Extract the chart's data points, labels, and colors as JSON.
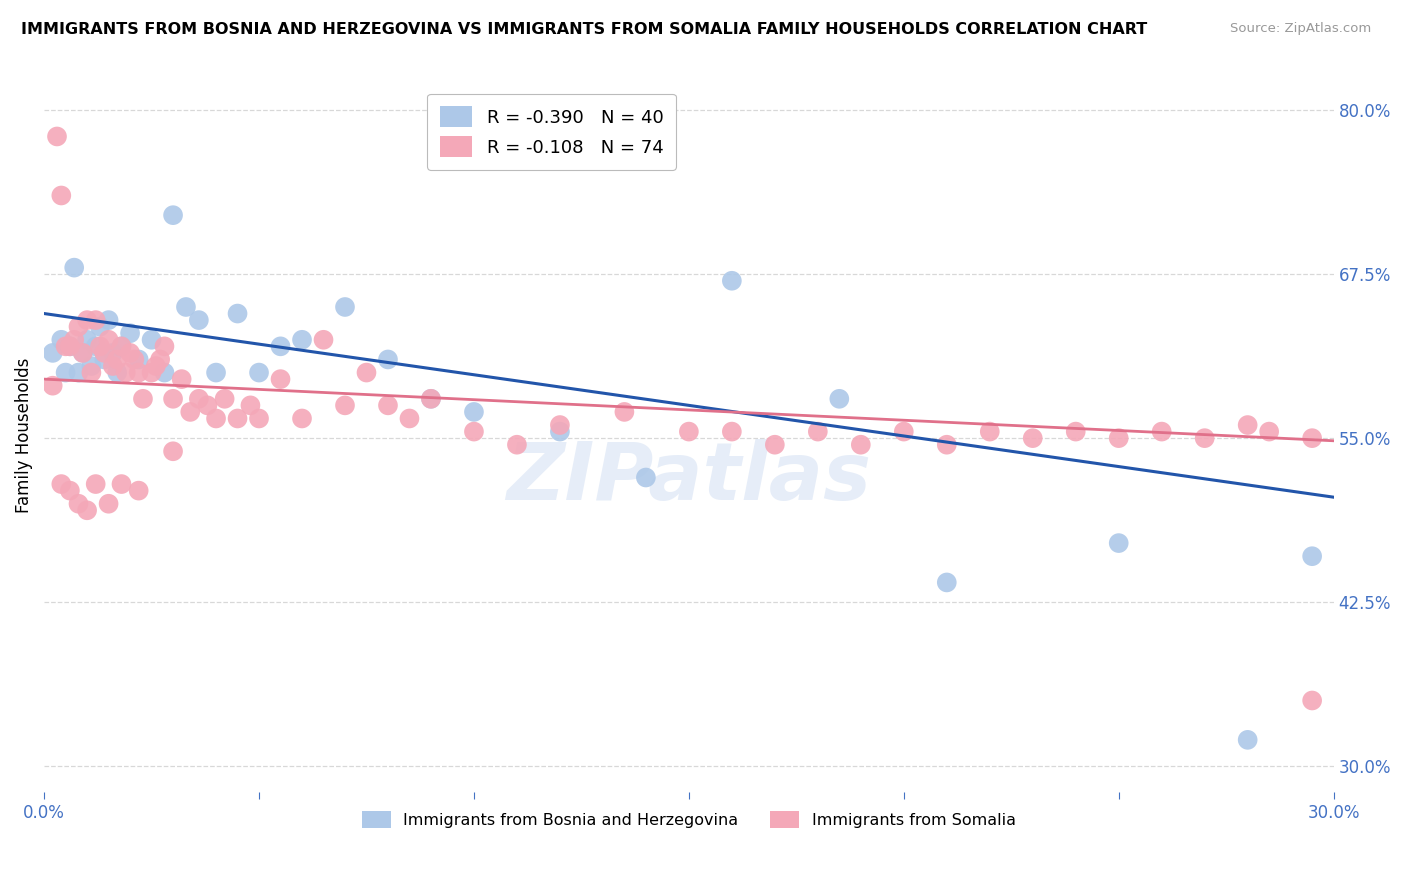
{
  "title": "IMMIGRANTS FROM BOSNIA AND HERZEGOVINA VS IMMIGRANTS FROM SOMALIA FAMILY HOUSEHOLDS CORRELATION CHART",
  "source": "Source: ZipAtlas.com",
  "ylabel": "Family Households",
  "legend_entries": [
    {
      "label": "R = -0.390   N = 40",
      "color": "#adc8e8"
    },
    {
      "label": "R = -0.108   N = 74",
      "color": "#f4a8b8"
    }
  ],
  "xlim": [
    0.0,
    0.3
  ],
  "ylim": [
    0.28,
    0.825
  ],
  "yticks": [
    0.3,
    0.425,
    0.55,
    0.675,
    0.8
  ],
  "ytick_labels": [
    "30.0%",
    "42.5%",
    "55.0%",
    "67.5%",
    "80.0%"
  ],
  "xticks": [
    0.0,
    0.05,
    0.1,
    0.15,
    0.2,
    0.25,
    0.3
  ],
  "xtick_labels": [
    "0.0%",
    "",
    "",
    "",
    "",
    "",
    "30.0%"
  ],
  "background_color": "#ffffff",
  "grid_color": "#d8d8d8",
  "tick_color": "#4472c4",
  "bosnia_color": "#adc8e8",
  "somalia_color": "#f4a8b8",
  "bosnia_line_color": "#2255aa",
  "somalia_line_color": "#e0708a",
  "watermark": "ZIPatlas",
  "bosnia_R": -0.39,
  "somalia_R": -0.108,
  "bosnia_line_x0": 0.0,
  "bosnia_line_y0": 0.645,
  "bosnia_line_x1": 0.3,
  "bosnia_line_y1": 0.505,
  "somalia_line_x0": 0.0,
  "somalia_line_y0": 0.595,
  "somalia_line_x1": 0.3,
  "somalia_line_y1": 0.548,
  "bosnia_points_x": [
    0.002,
    0.004,
    0.005,
    0.006,
    0.007,
    0.008,
    0.009,
    0.01,
    0.011,
    0.012,
    0.013,
    0.014,
    0.015,
    0.016,
    0.017,
    0.018,
    0.02,
    0.022,
    0.025,
    0.028,
    0.03,
    0.033,
    0.036,
    0.04,
    0.045,
    0.05,
    0.055,
    0.06,
    0.07,
    0.08,
    0.09,
    0.1,
    0.12,
    0.14,
    0.16,
    0.185,
    0.21,
    0.25,
    0.28,
    0.295
  ],
  "bosnia_points_y": [
    0.615,
    0.625,
    0.6,
    0.62,
    0.68,
    0.6,
    0.615,
    0.625,
    0.605,
    0.62,
    0.635,
    0.61,
    0.64,
    0.615,
    0.6,
    0.62,
    0.63,
    0.61,
    0.625,
    0.6,
    0.72,
    0.65,
    0.64,
    0.6,
    0.645,
    0.6,
    0.62,
    0.625,
    0.65,
    0.61,
    0.58,
    0.57,
    0.555,
    0.52,
    0.67,
    0.58,
    0.44,
    0.47,
    0.32,
    0.46
  ],
  "somalia_points_x": [
    0.002,
    0.003,
    0.004,
    0.005,
    0.006,
    0.007,
    0.008,
    0.009,
    0.01,
    0.011,
    0.012,
    0.013,
    0.014,
    0.015,
    0.016,
    0.017,
    0.018,
    0.019,
    0.02,
    0.021,
    0.022,
    0.023,
    0.025,
    0.026,
    0.027,
    0.028,
    0.03,
    0.032,
    0.034,
    0.036,
    0.038,
    0.04,
    0.042,
    0.045,
    0.048,
    0.05,
    0.055,
    0.06,
    0.065,
    0.07,
    0.075,
    0.08,
    0.085,
    0.09,
    0.1,
    0.11,
    0.12,
    0.135,
    0.15,
    0.16,
    0.17,
    0.18,
    0.19,
    0.2,
    0.21,
    0.22,
    0.23,
    0.24,
    0.25,
    0.26,
    0.27,
    0.28,
    0.285,
    0.295,
    0.004,
    0.006,
    0.008,
    0.01,
    0.012,
    0.015,
    0.018,
    0.022,
    0.03,
    0.295
  ],
  "somalia_points_y": [
    0.59,
    0.78,
    0.735,
    0.62,
    0.62,
    0.625,
    0.635,
    0.615,
    0.64,
    0.6,
    0.64,
    0.62,
    0.615,
    0.625,
    0.605,
    0.61,
    0.62,
    0.6,
    0.615,
    0.61,
    0.6,
    0.58,
    0.6,
    0.605,
    0.61,
    0.62,
    0.58,
    0.595,
    0.57,
    0.58,
    0.575,
    0.565,
    0.58,
    0.565,
    0.575,
    0.565,
    0.595,
    0.565,
    0.625,
    0.575,
    0.6,
    0.575,
    0.565,
    0.58,
    0.555,
    0.545,
    0.56,
    0.57,
    0.555,
    0.555,
    0.545,
    0.555,
    0.545,
    0.555,
    0.545,
    0.555,
    0.55,
    0.555,
    0.55,
    0.555,
    0.55,
    0.56,
    0.555,
    0.55,
    0.515,
    0.51,
    0.5,
    0.495,
    0.515,
    0.5,
    0.515,
    0.51,
    0.54,
    0.35
  ]
}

━━━━━━━━━━

- _Do this_:
Repeat each entry precisely as it appears. Leave the pictures out.

- _Right answer_:
Extract the chart's data points, labels, and colors as JSON.
{
  "title": "IMMIGRANTS FROM BOSNIA AND HERZEGOVINA VS IMMIGRANTS FROM SOMALIA FAMILY HOUSEHOLDS CORRELATION CHART",
  "source": "Source: ZipAtlas.com",
  "ylabel": "Family Households",
  "legend_entries": [
    {
      "label": "R = -0.390   N = 40",
      "color": "#adc8e8"
    },
    {
      "label": "R = -0.108   N = 74",
      "color": "#f4a8b8"
    }
  ],
  "xlim": [
    0.0,
    0.3
  ],
  "ylim": [
    0.28,
    0.825
  ],
  "yticks": [
    0.3,
    0.425,
    0.55,
    0.675,
    0.8
  ],
  "ytick_labels": [
    "30.0%",
    "42.5%",
    "55.0%",
    "67.5%",
    "80.0%"
  ],
  "xticks": [
    0.0,
    0.05,
    0.1,
    0.15,
    0.2,
    0.25,
    0.3
  ],
  "xtick_labels": [
    "0.0%",
    "",
    "",
    "",
    "",
    "",
    "30.0%"
  ],
  "background_color": "#ffffff",
  "grid_color": "#d8d8d8",
  "tick_color": "#4472c4",
  "bosnia_color": "#adc8e8",
  "somalia_color": "#f4a8b8",
  "bosnia_line_color": "#2255aa",
  "somalia_line_color": "#e0708a",
  "watermark": "ZIPatlas",
  "bosnia_R": -0.39,
  "somalia_R": -0.108,
  "bosnia_line_x0": 0.0,
  "bosnia_line_y0": 0.645,
  "bosnia_line_x1": 0.3,
  "bosnia_line_y1": 0.505,
  "somalia_line_x0": 0.0,
  "somalia_line_y0": 0.595,
  "somalia_line_x1": 0.3,
  "somalia_line_y1": 0.548,
  "bosnia_points_x": [
    0.002,
    0.004,
    0.005,
    0.006,
    0.007,
    0.008,
    0.009,
    0.01,
    0.011,
    0.012,
    0.013,
    0.014,
    0.015,
    0.016,
    0.017,
    0.018,
    0.02,
    0.022,
    0.025,
    0.028,
    0.03,
    0.033,
    0.036,
    0.04,
    0.045,
    0.05,
    0.055,
    0.06,
    0.07,
    0.08,
    0.09,
    0.1,
    0.12,
    0.14,
    0.16,
    0.185,
    0.21,
    0.25,
    0.28,
    0.295
  ],
  "bosnia_points_y": [
    0.615,
    0.625,
    0.6,
    0.62,
    0.68,
    0.6,
    0.615,
    0.625,
    0.605,
    0.62,
    0.635,
    0.61,
    0.64,
    0.615,
    0.6,
    0.62,
    0.63,
    0.61,
    0.625,
    0.6,
    0.72,
    0.65,
    0.64,
    0.6,
    0.645,
    0.6,
    0.62,
    0.625,
    0.65,
    0.61,
    0.58,
    0.57,
    0.555,
    0.52,
    0.67,
    0.58,
    0.44,
    0.47,
    0.32,
    0.46
  ],
  "somalia_points_x": [
    0.002,
    0.003,
    0.004,
    0.005,
    0.006,
    0.007,
    0.008,
    0.009,
    0.01,
    0.011,
    0.012,
    0.013,
    0.014,
    0.015,
    0.016,
    0.017,
    0.018,
    0.019,
    0.02,
    0.021,
    0.022,
    0.023,
    0.025,
    0.026,
    0.027,
    0.028,
    0.03,
    0.032,
    0.034,
    0.036,
    0.038,
    0.04,
    0.042,
    0.045,
    0.048,
    0.05,
    0.055,
    0.06,
    0.065,
    0.07,
    0.075,
    0.08,
    0.085,
    0.09,
    0.1,
    0.11,
    0.12,
    0.135,
    0.15,
    0.16,
    0.17,
    0.18,
    0.19,
    0.2,
    0.21,
    0.22,
    0.23,
    0.24,
    0.25,
    0.26,
    0.27,
    0.28,
    0.285,
    0.295,
    0.004,
    0.006,
    0.008,
    0.01,
    0.012,
    0.015,
    0.018,
    0.022,
    0.03,
    0.295
  ],
  "somalia_points_y": [
    0.59,
    0.78,
    0.735,
    0.62,
    0.62,
    0.625,
    0.635,
    0.615,
    0.64,
    0.6,
    0.64,
    0.62,
    0.615,
    0.625,
    0.605,
    0.61,
    0.62,
    0.6,
    0.615,
    0.61,
    0.6,
    0.58,
    0.6,
    0.605,
    0.61,
    0.62,
    0.58,
    0.595,
    0.57,
    0.58,
    0.575,
    0.565,
    0.58,
    0.565,
    0.575,
    0.565,
    0.595,
    0.565,
    0.625,
    0.575,
    0.6,
    0.575,
    0.565,
    0.58,
    0.555,
    0.545,
    0.56,
    0.57,
    0.555,
    0.555,
    0.545,
    0.555,
    0.545,
    0.555,
    0.545,
    0.555,
    0.55,
    0.555,
    0.55,
    0.555,
    0.55,
    0.56,
    0.555,
    0.55,
    0.515,
    0.51,
    0.5,
    0.495,
    0.515,
    0.5,
    0.515,
    0.51,
    0.54,
    0.35
  ]
}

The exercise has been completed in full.